Entries with figure data:
+-------+

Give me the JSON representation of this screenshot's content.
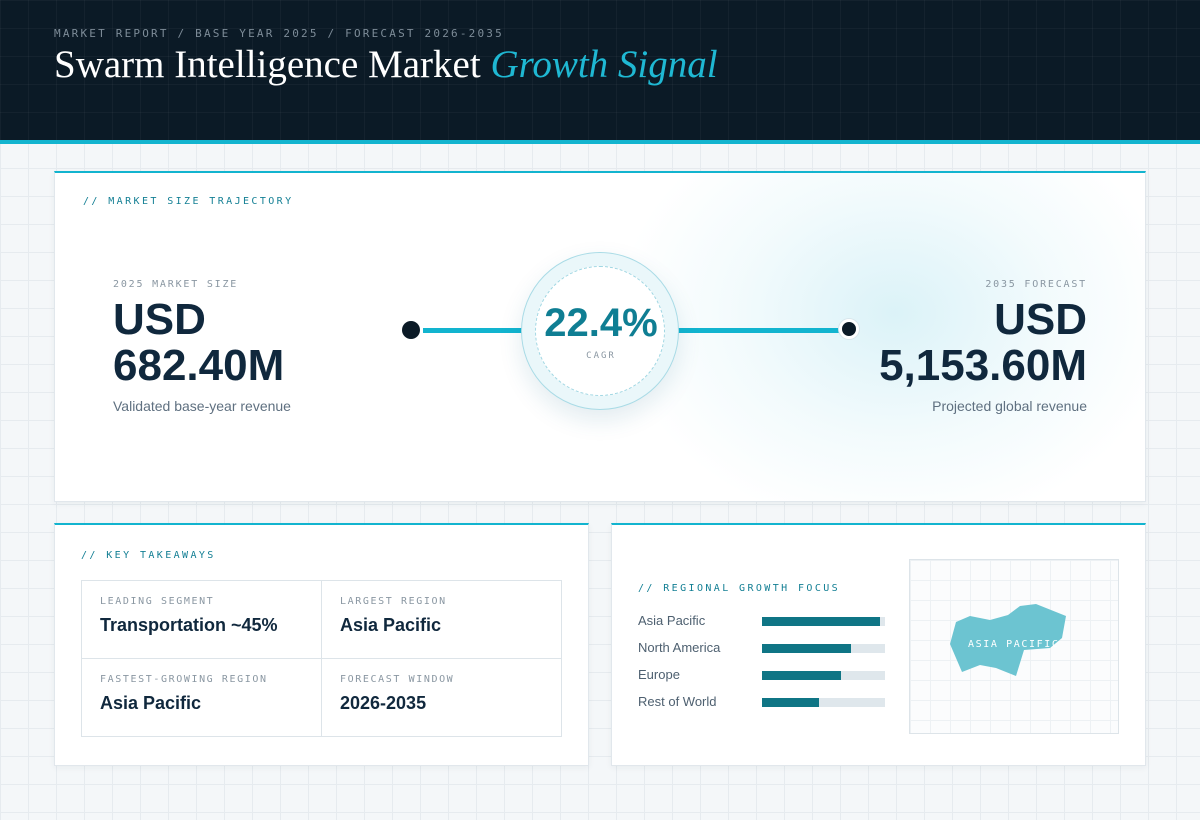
{
  "header": {
    "breadcrumb": "MARKET REPORT / BASE YEAR 2025 / FORECAST 2026-2035",
    "title_main": "Swarm Intelligence Market",
    "title_accent": "Growth Signal"
  },
  "trajectory": {
    "label": "// MARKET SIZE TRAJECTORY",
    "start": {
      "caption": "2025 MARKET SIZE",
      "currency": "USD",
      "value": "682.40M",
      "sub": "Validated base-year revenue"
    },
    "cagr": {
      "value": "22.4%",
      "label": "CAGR"
    },
    "end": {
      "caption": "2035 FORECAST",
      "currency": "USD",
      "value": "5,153.60M",
      "sub": "Projected global revenue"
    }
  },
  "takeaways": {
    "label": "// KEY TAKEAWAYS",
    "items": [
      {
        "caption": "LEADING SEGMENT",
        "value": "Transportation ~45%"
      },
      {
        "caption": "LARGEST REGION",
        "value": "Asia Pacific"
      },
      {
        "caption": "FASTEST-GROWING REGION",
        "value": "Asia Pacific"
      },
      {
        "caption": "FORECAST WINDOW",
        "value": "2026-2035"
      }
    ]
  },
  "regional": {
    "label": "// REGIONAL GROWTH FOCUS",
    "regions": [
      {
        "name": "Asia Pacific",
        "share": 0.96
      },
      {
        "name": "North America",
        "share": 0.72
      },
      {
        "name": "Europe",
        "share": 0.64
      },
      {
        "name": "Rest of World",
        "share": 0.46
      }
    ],
    "map_label": "ASIA PACIFIC"
  },
  "colors": {
    "accent": "#12b4cf",
    "header_bg": "#0b1a26",
    "bar_fill": "#0f7585",
    "map_region": "#6cc4d1"
  }
}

+-------+

• _Challenge_: Pull out every line of the records that includes the string "name".

• _Final result_:
        "name": "Asia Pacific",
        "name": "North America",
        "name": "Europe",
        "name": "Rest of World",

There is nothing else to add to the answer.